_Set problem_
Extract every line that contains the word "Government".

_Entries_
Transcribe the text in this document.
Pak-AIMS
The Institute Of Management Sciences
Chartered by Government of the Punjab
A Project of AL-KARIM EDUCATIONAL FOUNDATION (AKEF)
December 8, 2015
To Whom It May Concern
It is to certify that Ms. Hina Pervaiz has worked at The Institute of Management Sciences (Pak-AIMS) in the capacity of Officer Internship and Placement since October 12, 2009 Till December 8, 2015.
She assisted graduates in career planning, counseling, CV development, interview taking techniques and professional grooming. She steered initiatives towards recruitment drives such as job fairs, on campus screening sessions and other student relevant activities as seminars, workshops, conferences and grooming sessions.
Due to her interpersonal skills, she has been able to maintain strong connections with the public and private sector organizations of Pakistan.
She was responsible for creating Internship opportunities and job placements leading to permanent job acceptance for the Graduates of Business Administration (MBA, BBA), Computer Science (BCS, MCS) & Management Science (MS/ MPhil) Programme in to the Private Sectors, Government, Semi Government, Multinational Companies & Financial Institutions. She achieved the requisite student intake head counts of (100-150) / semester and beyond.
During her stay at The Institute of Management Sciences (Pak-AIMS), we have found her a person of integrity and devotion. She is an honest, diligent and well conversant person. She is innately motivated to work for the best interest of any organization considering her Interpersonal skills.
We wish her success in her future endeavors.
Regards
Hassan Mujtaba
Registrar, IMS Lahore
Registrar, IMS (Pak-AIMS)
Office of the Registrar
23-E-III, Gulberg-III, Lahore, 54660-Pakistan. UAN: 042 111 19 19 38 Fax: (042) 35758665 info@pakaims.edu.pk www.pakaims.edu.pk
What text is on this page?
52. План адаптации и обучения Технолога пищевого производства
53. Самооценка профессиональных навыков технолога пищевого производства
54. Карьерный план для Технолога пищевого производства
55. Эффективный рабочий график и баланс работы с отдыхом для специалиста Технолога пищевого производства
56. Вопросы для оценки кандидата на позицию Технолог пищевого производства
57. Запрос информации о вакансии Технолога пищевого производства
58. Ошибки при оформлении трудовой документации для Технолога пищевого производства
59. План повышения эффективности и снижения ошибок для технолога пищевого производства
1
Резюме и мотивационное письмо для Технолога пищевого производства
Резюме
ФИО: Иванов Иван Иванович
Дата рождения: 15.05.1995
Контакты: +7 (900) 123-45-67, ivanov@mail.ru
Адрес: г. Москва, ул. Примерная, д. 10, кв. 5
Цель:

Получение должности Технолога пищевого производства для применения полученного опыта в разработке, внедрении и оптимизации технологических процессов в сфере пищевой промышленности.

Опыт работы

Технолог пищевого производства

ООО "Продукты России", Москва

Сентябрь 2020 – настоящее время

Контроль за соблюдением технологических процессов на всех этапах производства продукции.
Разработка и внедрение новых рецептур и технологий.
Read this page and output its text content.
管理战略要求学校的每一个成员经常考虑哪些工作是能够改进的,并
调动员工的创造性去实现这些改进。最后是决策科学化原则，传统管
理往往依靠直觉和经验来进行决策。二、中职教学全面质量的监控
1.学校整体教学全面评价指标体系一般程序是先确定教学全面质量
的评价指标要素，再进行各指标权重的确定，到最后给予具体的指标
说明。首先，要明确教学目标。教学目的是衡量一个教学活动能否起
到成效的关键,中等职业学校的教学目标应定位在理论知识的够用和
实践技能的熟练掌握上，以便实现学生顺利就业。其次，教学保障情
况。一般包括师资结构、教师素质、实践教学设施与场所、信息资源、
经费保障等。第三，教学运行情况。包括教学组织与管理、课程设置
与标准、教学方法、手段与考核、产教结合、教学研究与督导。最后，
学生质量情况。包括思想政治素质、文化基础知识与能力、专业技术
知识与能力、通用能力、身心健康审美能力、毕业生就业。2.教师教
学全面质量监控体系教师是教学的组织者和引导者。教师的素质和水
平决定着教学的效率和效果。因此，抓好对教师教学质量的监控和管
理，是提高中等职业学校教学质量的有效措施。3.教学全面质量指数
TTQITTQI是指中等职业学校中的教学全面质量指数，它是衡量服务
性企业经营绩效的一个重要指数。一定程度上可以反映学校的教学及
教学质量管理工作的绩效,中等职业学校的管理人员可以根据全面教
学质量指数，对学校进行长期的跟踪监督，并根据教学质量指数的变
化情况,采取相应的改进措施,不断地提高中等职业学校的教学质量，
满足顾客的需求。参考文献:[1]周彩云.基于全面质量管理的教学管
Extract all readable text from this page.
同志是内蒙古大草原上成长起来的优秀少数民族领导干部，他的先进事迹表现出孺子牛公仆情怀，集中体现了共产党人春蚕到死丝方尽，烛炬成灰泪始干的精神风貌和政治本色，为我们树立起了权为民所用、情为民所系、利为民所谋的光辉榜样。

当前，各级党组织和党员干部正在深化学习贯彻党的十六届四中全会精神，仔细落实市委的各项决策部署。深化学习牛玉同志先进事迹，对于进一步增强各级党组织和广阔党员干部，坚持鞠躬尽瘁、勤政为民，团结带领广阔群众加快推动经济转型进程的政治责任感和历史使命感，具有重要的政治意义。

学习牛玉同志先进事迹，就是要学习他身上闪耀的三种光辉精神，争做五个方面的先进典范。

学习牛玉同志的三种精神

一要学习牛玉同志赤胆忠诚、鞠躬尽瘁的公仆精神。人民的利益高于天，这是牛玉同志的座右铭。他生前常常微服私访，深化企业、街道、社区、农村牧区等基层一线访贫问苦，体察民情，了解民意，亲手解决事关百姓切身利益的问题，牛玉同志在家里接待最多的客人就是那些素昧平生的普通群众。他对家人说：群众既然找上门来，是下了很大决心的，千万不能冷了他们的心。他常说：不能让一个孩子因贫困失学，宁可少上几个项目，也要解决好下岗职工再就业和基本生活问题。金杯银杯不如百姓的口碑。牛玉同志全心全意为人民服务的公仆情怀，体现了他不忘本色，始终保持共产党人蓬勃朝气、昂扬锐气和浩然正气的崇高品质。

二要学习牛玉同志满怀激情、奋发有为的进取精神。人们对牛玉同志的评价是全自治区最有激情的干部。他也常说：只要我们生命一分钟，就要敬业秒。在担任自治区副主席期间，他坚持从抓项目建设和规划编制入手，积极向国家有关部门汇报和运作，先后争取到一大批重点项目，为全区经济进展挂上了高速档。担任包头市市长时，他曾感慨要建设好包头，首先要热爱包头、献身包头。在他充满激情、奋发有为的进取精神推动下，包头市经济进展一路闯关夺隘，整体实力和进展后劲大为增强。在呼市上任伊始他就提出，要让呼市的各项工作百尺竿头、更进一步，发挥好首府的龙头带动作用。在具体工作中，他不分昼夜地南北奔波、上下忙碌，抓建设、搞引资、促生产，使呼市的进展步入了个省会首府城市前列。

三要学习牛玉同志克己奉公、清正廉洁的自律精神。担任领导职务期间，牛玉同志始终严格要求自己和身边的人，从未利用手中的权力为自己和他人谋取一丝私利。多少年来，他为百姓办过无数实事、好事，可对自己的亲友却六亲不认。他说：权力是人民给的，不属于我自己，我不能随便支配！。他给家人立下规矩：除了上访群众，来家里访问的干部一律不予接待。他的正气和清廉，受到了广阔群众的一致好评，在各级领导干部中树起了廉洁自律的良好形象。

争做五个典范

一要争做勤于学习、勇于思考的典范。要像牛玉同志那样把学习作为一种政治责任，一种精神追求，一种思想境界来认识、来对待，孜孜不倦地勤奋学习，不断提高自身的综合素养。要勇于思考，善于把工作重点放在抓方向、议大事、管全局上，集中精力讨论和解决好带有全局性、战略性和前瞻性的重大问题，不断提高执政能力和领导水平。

_Task answer_
Chartered by Government of the Punjab
She was responsible for creating Internship opportunities and job placements leading to permanent job acceptance for the Graduates of Business Administration (MBA, BBA), Computer Science (BCS, MCS) & Management Science (MS/ MPhil) Programme in to the Private Sectors, Government, Semi Government, Multinational Companies & Financial Institutions. She achieved the requisite student intake head counts of (100-150) / semester and beyond.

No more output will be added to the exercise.